- **What is expected**:
Return all lines in the material below that contain "BHXH".

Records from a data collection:
◇ ◇ ◇ ◇

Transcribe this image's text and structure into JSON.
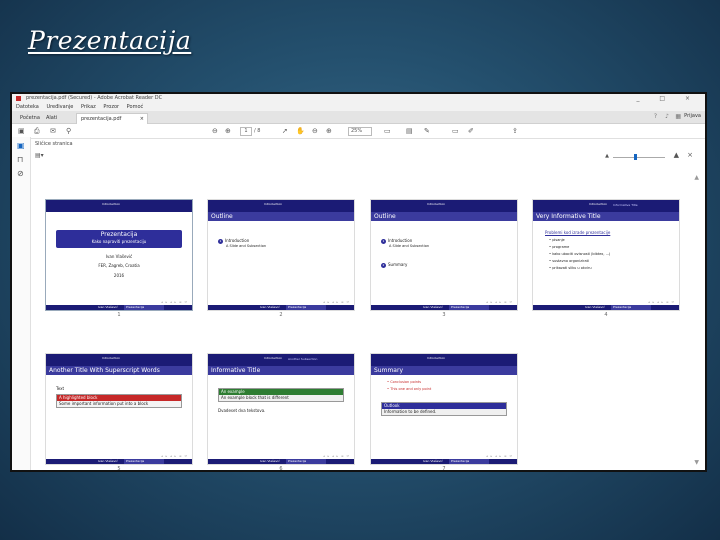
{
  "slide": {
    "title": "Prezentacija"
  },
  "window": {
    "title": "prezentacija.pdf (Secured) - Adobe Acrobat Reader DC",
    "controls": "_ □ ×",
    "menu": [
      "Datoteka",
      "Uređivanje",
      "Prikaz",
      "Prozor",
      "Pomoć"
    ],
    "tabs": {
      "home": "Početna",
      "tools": "Alati",
      "doc": "prezentacija.pdf",
      "login": "Prijava"
    },
    "toolbar": {
      "page": "1",
      "pages": "/ 8",
      "zoom": "25%"
    },
    "panel": {
      "title": "Sličice stranica"
    }
  },
  "thumbnails": [
    {
      "num": "1",
      "header": "Introduction",
      "title_main": "Prezentacija",
      "title_sub": "Kako napraviti prezentaciju",
      "author": "Ivan Vlašević",
      "institution": "FER, Zagreb, Croatia",
      "year": "2016",
      "foot_a": "Ivan Vlašević",
      "foot_b": "Prezentacija"
    },
    {
      "num": "2",
      "header": "Introduction",
      "frame_title": "Outline",
      "items": [
        {
          "n": "1",
          "text": "Introduction",
          "sub": "A Slide and Subsection"
        }
      ],
      "foot_a": "Ivan Vlašević",
      "foot_b": "Prezentacija"
    },
    {
      "num": "3",
      "header": "Introduction",
      "frame_title": "Outline",
      "items": [
        {
          "n": "1",
          "text": "Introduction",
          "sub": "A Slide and Subsection"
        },
        {
          "n": "2",
          "text": "Summary",
          "sub": ""
        }
      ],
      "foot_a": "Ivan Vlašević",
      "foot_b": "Prezentacija"
    },
    {
      "num": "4",
      "header": "Introduction",
      "header2": "Informative Title",
      "frame_title": "Very Informative Title",
      "heading": "Problemi kod izrade prezentacije",
      "list": [
        "pisanje",
        "programe",
        "kako ubaciti ovisnosti (bibtex, ...)",
        "sustavno organizirati",
        "prikazati sliku u okviru"
      ],
      "foot_a": "Ivan Vlašević",
      "foot_b": "Prezentacija"
    },
    {
      "num": "5",
      "header": "Introduction",
      "frame_title": "Another Title With Superscript Words",
      "lead": "Text",
      "block_h": "A highlighted block",
      "block_b": "Some important information put into a block",
      "foot_a": "Ivan Vlašević",
      "foot_b": "Prezentacija"
    },
    {
      "num": "6",
      "header": "Introduction",
      "header2": "Another Subsection",
      "frame_title": "Informative Title",
      "block_h": "An example",
      "block_b": "An example block that is different",
      "tail": "Dvadeset dva tekstova.",
      "foot_a": "Ivan Vlašević",
      "foot_b": "Prezentacija"
    },
    {
      "num": "7",
      "header": "Introduction",
      "frame_title": "Summary",
      "list": [
        "Conclusion points",
        "This one and only point"
      ],
      "block_h": "Outlook",
      "block_b": "Information to be defined.",
      "foot_a": "Ivan Vlašević",
      "foot_b": "Prezentacija"
    }
  ],
  "colors": {
    "header": "#1b1b75",
    "frame": "#3b3b9e",
    "alert": "#c62828",
    "example": "#2e7d32"
  }
}
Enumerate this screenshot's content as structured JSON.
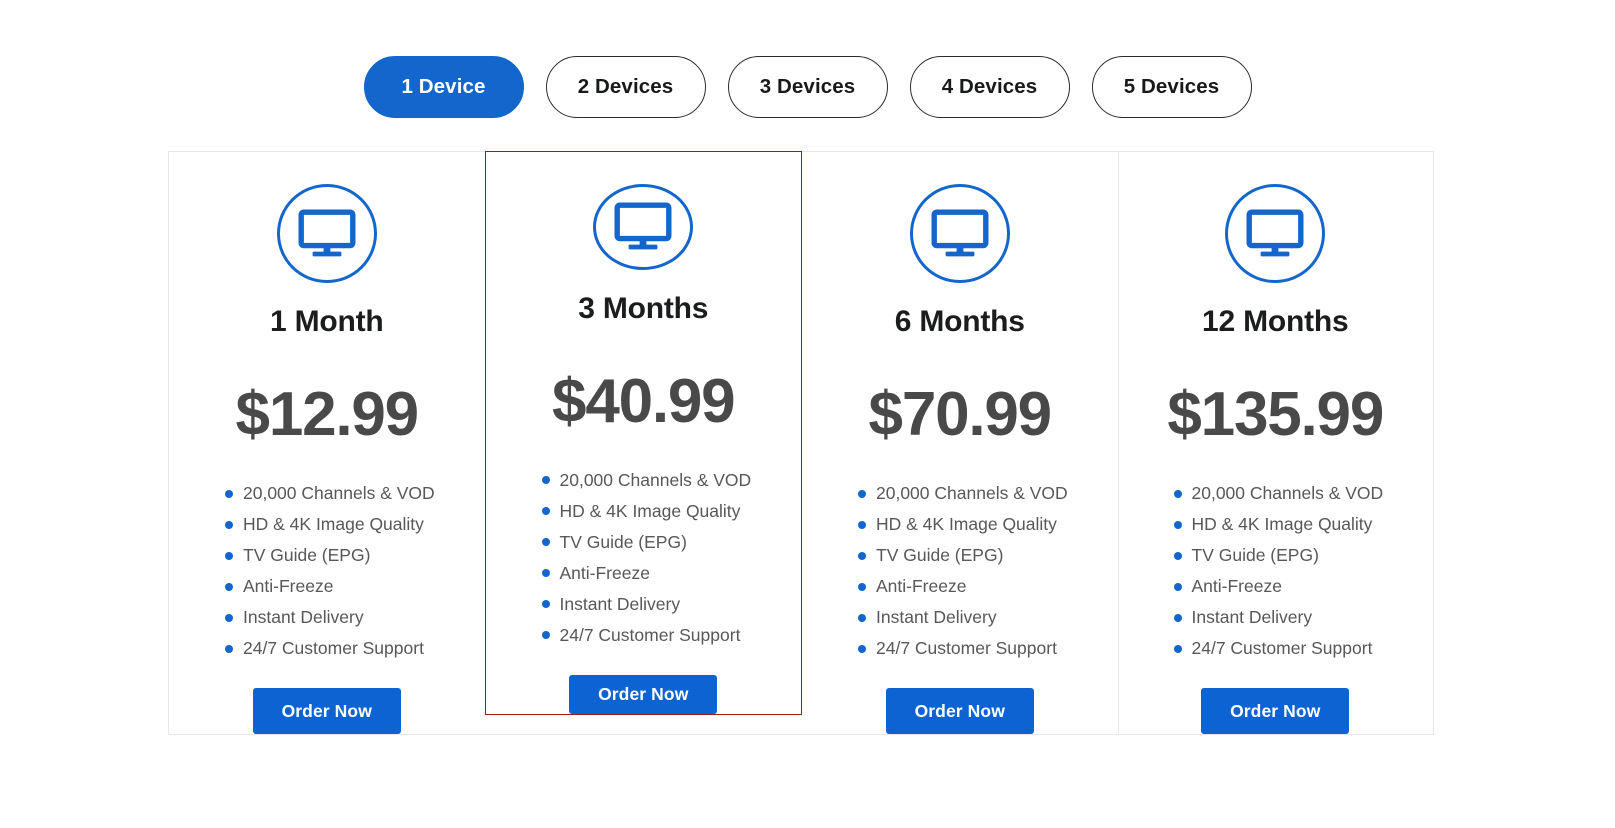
{
  "device_selector": {
    "name": "device-count-selector",
    "active_index": 0,
    "options": [
      {
        "label": "1 Device",
        "active": true
      },
      {
        "label": "2 Devices",
        "active": false
      },
      {
        "label": "3 Devices",
        "active": false
      },
      {
        "label": "4 Devices",
        "active": false
      },
      {
        "label": "5 Devices",
        "active": false
      }
    ]
  },
  "colors": {
    "accent_blue": "#1266cc",
    "button_blue": "#0d63d1",
    "featured_border": "#9e1b1b",
    "price_gray": "#494949",
    "feature_gray": "#58585c",
    "title_dark": "#1b1c1e",
    "divider": "#e8e8e8"
  },
  "plans": [
    {
      "icon": "tv-monitor-icon",
      "title": "1 Month",
      "price": "$12.99",
      "featured": false,
      "cta_label": "Order Now",
      "features": [
        "20,000 Channels & VOD",
        "HD & 4K Image Quality",
        "TV Guide (EPG)",
        "Anti-Freeze",
        "Instant Delivery",
        "24/7 Customer Support"
      ]
    },
    {
      "icon": "tv-monitor-icon",
      "title": "3 Months",
      "price": "$40.99",
      "featured": true,
      "cta_label": "Order Now",
      "features": [
        "20,000 Channels & VOD",
        "HD & 4K Image Quality",
        "TV Guide (EPG)",
        "Anti-Freeze",
        "Instant Delivery",
        "24/7 Customer Support"
      ]
    },
    {
      "icon": "tv-monitor-icon",
      "title": "6 Months",
      "price": "$70.99",
      "featured": false,
      "cta_label": "Order Now",
      "features": [
        "20,000 Channels & VOD",
        "HD & 4K Image Quality",
        "TV Guide (EPG)",
        "Anti-Freeze",
        "Instant Delivery",
        "24/7 Customer Support"
      ]
    },
    {
      "icon": "tv-monitor-icon",
      "title": "12 Months",
      "price": "$135.99",
      "featured": false,
      "cta_label": "Order Now",
      "features": [
        "20,000 Channels & VOD",
        "HD & 4K Image Quality",
        "TV Guide (EPG)",
        "Anti-Freeze",
        "Instant Delivery",
        "24/7 Customer Support"
      ]
    }
  ]
}
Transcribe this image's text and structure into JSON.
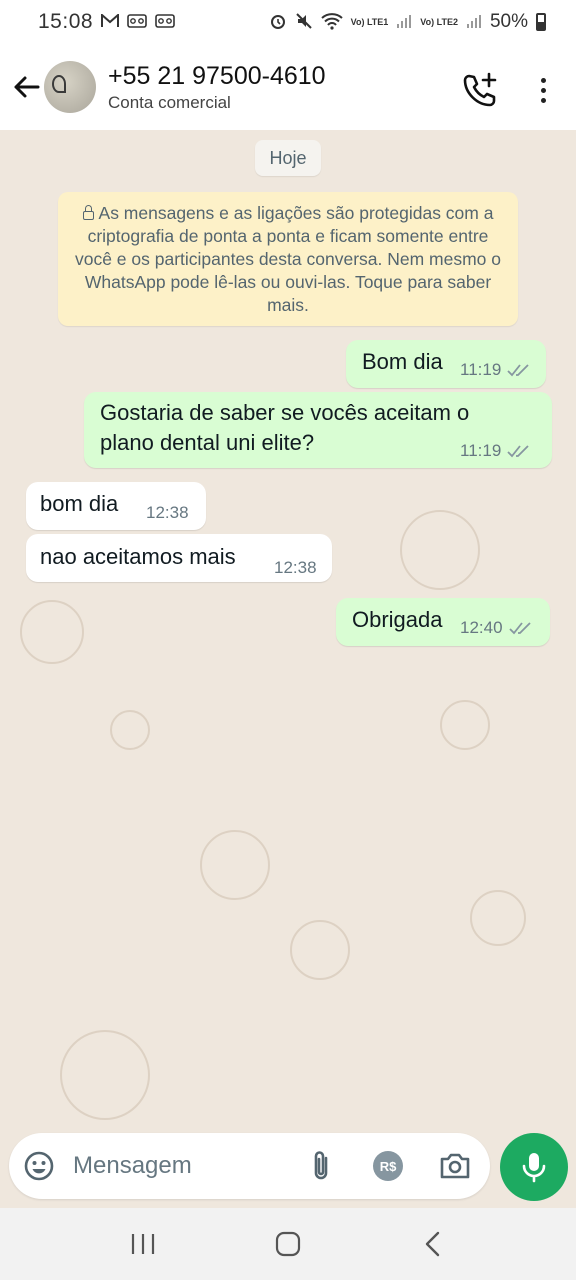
{
  "status_bar": {
    "time": "15:08",
    "battery": "50%",
    "lte1": "Vo) LTE1",
    "lte2": "Vo) LTE2"
  },
  "header": {
    "contact_name": "+55 21 97500-4610",
    "contact_subtitle": "Conta comercial"
  },
  "chat": {
    "date_chip": "Hoje",
    "encryption_notice": "As mensagens e as ligações são protegidas com a criptografia de ponta a ponta e ficam somente entre você e os participantes desta conversa. Nem mesmo o WhatsApp pode lê-las ou ouvi-las. Toque para saber mais.",
    "messages": [
      {
        "direction": "out",
        "text": "Bom dia",
        "time": "11:19",
        "status": "read"
      },
      {
        "direction": "out",
        "text": "Gostaria de saber se vocês aceitam o plano dental uni elite?",
        "time": "11:19",
        "status": "read"
      },
      {
        "direction": "in",
        "text": "bom dia",
        "time": "12:38"
      },
      {
        "direction": "in",
        "text": "nao aceitamos mais",
        "time": "12:38"
      },
      {
        "direction": "out",
        "text": "Obrigada",
        "time": "12:40",
        "status": "read"
      }
    ]
  },
  "input_bar": {
    "placeholder": "Mensagem",
    "payment_label": "R$"
  },
  "icons": {
    "back": "arrow-left-icon",
    "call": "add-call-icon",
    "menu": "more-vert-icon",
    "emoji": "emoji-icon",
    "attach": "paperclip-icon",
    "camera": "camera-icon",
    "mic": "mic-icon"
  },
  "colors": {
    "outgoing_bubble": "#d9fdd3",
    "incoming_bubble": "#ffffff",
    "notice_background": "#fdf1c8",
    "chat_background": "#efe7dd",
    "accent_green": "#1daa61"
  }
}
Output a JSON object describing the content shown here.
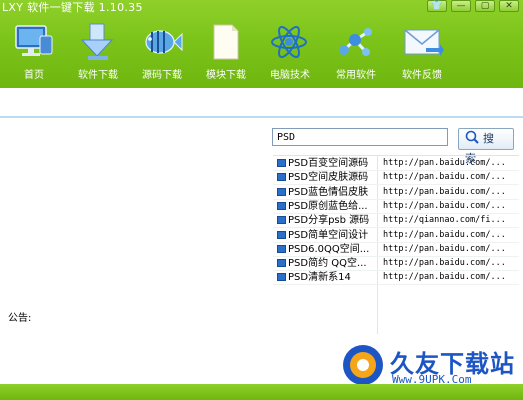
{
  "window": {
    "title": "LXY 软件一键下载 1.10.35",
    "controls": [
      "shirt-icon",
      "minimize-icon",
      "maximize-icon",
      "close-icon"
    ]
  },
  "nav": [
    {
      "label": "首页",
      "icon": "monitor-icon"
    },
    {
      "label": "软件下载",
      "icon": "download-arrow-icon"
    },
    {
      "label": "源码下载",
      "icon": "fish-icon"
    },
    {
      "label": "模块下载",
      "icon": "document-icon"
    },
    {
      "label": "电脑技术",
      "icon": "atom-icon"
    },
    {
      "label": "常用软件",
      "icon": "molecule-icon"
    },
    {
      "label": "软件反馈",
      "icon": "envelope-icon"
    }
  ],
  "search": {
    "value": "PSD",
    "button_label": "搜 索"
  },
  "results": [
    {
      "name": "PSD百变空间源码",
      "url": "http://pan.baidu.com/..."
    },
    {
      "name": "PSD空间皮肤源码",
      "url": "http://pan.baidu.com/..."
    },
    {
      "name": "PSD蓝色情侣皮肤",
      "url": "http://pan.baidu.com/..."
    },
    {
      "name": "PSD原创蓝色给...",
      "url": "http://pan.baidu.com/..."
    },
    {
      "name": "PSD分享psb 源码",
      "url": "http://qiannao.com/fi..."
    },
    {
      "name": "PSD简单空间设计",
      "url": "http://pan.baidu.com/..."
    },
    {
      "name": "PSD6.0QQ空间...",
      "url": "http://pan.baidu.com/..."
    },
    {
      "name": "PSD简约 QQ空...",
      "url": "http://pan.baidu.com/..."
    },
    {
      "name": "PSD清新系14",
      "url": "http://pan.baidu.com/..."
    }
  ],
  "notice": {
    "label": "公告:"
  },
  "watermark": {
    "text": "久友下载站",
    "url": "Www.9UPK.Com"
  },
  "colors": {
    "toolbar_green": "#7cc41a",
    "accent_blue": "#1d56c4"
  }
}
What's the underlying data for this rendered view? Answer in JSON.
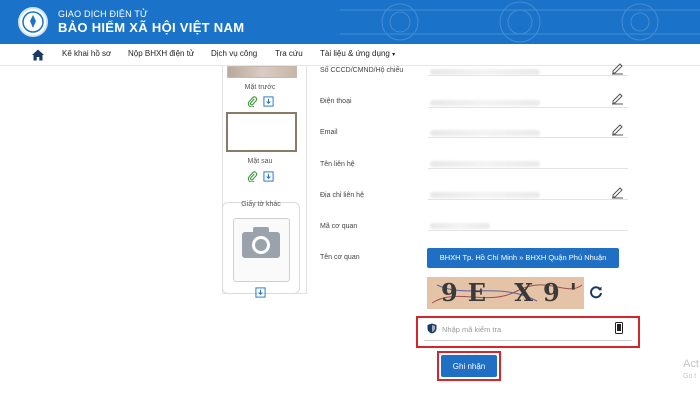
{
  "header": {
    "org_top": "GIAO DỊCH ĐIỆN TỬ",
    "org_main": "BẢO HIỂM XÃ HỘI VIỆT NAM"
  },
  "nav": {
    "items": [
      {
        "label": "Kê khai hồ sơ"
      },
      {
        "label": "Nộp BHXH điện tử"
      },
      {
        "label": "Dịch vụ công"
      },
      {
        "label": "Tra cứu"
      },
      {
        "label": "Tài liệu & ứng dụng"
      }
    ],
    "caret": "▾"
  },
  "side": {
    "front_label": "Mặt trước",
    "back_label": "Mặt sau",
    "other_label": "Giấy tờ khác"
  },
  "form": {
    "fields": [
      {
        "label": "Số CCCD/CMND/Hộ chiếu"
      },
      {
        "label": "Điện thoại"
      },
      {
        "label": "Email"
      },
      {
        "label": "Tên liên hệ"
      },
      {
        "label": "Địa chỉ liên hệ"
      },
      {
        "label": "Mã cơ quan"
      },
      {
        "label": "Tên cơ quan"
      }
    ],
    "agency_button": "BHXH Tp. Hồ Chí Minh » BHXH Quận Phú Nhuận",
    "captcha_text": "9E X9'",
    "captcha_placeholder": "Nhập mã kiểm tra",
    "submit_label": "Ghi nhận"
  },
  "watermark": {
    "line1": "Act",
    "line2": "Go t"
  },
  "colors": {
    "header_blue": "#1a73c9",
    "button_blue": "#1f6fc4",
    "highlight_red": "#d7262b"
  }
}
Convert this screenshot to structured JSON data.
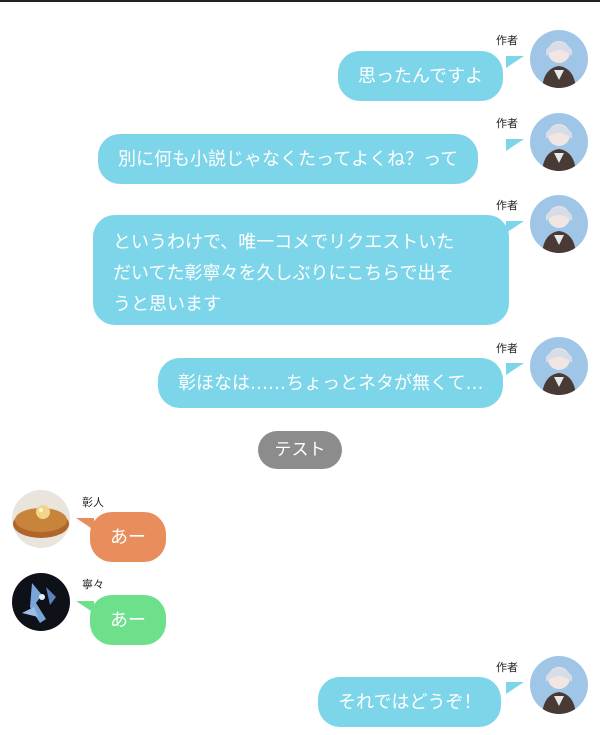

◇ ◇ ◇ ◇

- **Answer**:
        "label": "Nộp BHXH điện tử"
    "agency_button": "BHXH Tp. Hồ Chí Minh » BHXH Quận Phú Nhuận",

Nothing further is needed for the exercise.